ÉNONCÉ DE L'EXERCICE:
Transcrivez le passage du texte sur le chemin de fer de ceinture de Paris, de « De plus de trente » à « de nombreux individus. ».

EXTRAIT PRÉSENTÉ:
****************************************

De plus de trente kilomètres de long, composé d’ouvrages d’art remarquables, entièrement sans passage à niveau, le chemin de fer de ceinture est une œuvre d’ingénieurs, inscrite dans l’histoire de Paris. Histoire militaire, même si cet usage est resté limité. Histoire technique : la ligne de ceinture annonce la modernité, puis incarne le progrès. Histoire économique, car elle permet de relier et de gérer les flux matériels et humains générés par l’industrie et le commerce. De la fumée des locomotives à vapeur qui y circulent, jusqu’aux industries dites insalubres qui jalonnent son parcours, l’époque de cette histoire à succès est aussi celle de nouvelles pollutions, issues d’activités qui métamorphosent le paysage de la capitale et transforment les conditions de vie de nombreux individus.

À travers son personnel et les voyageurs qu’elle a transportés, l’histoire de la « petite ceinture » (appellation certainement apparue suite à la construction de sa grande sœur) revêt aussi une dimension sociale. Peu de sources existent sur le sujet. Cependant, la littérature nous apprend beaucoup sur les mutations de la capitale et de ses bordures au cours des deux derniers siècles. La compréhension de ce contexte et des informations comme l’évolution tarifaire des billets permettent de reconstituer l’environnement social de la ligne au temps des voyageurs.

****************************************

Données sources
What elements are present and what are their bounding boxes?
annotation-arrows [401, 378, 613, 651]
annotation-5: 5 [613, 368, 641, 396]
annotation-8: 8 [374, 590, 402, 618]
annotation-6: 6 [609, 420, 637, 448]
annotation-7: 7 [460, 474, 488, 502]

****************************************

RÉPONSE AU PROBLÈME:
De plus de trente kilomètres de long, composé d’ouvrages d’art remarquables, entièrement sans passage à niveau, le chemin de fer de ceinture est une œuvre d’ingénieurs, inscrite dans l’histoire de Paris. Histoire militaire, même si cet usage est resté limité. Histoire technique : la ligne de ceinture annonce la modernité, puis incarne le progrès. Histoire économique, car elle permet de relier et de gérer les flux matériels et humains générés par l’industrie et le commerce. De la fumée des locomotives à vapeur qui y circulent, jusqu’aux industries dites insalubres qui jalonnent son parcours, l’époque de cette histoire à succès est aussi celle de nouvelles pollutions, issues d’activités qui métamorphosent le paysage de la capitale et transforment les conditions de vie de nombreux individus.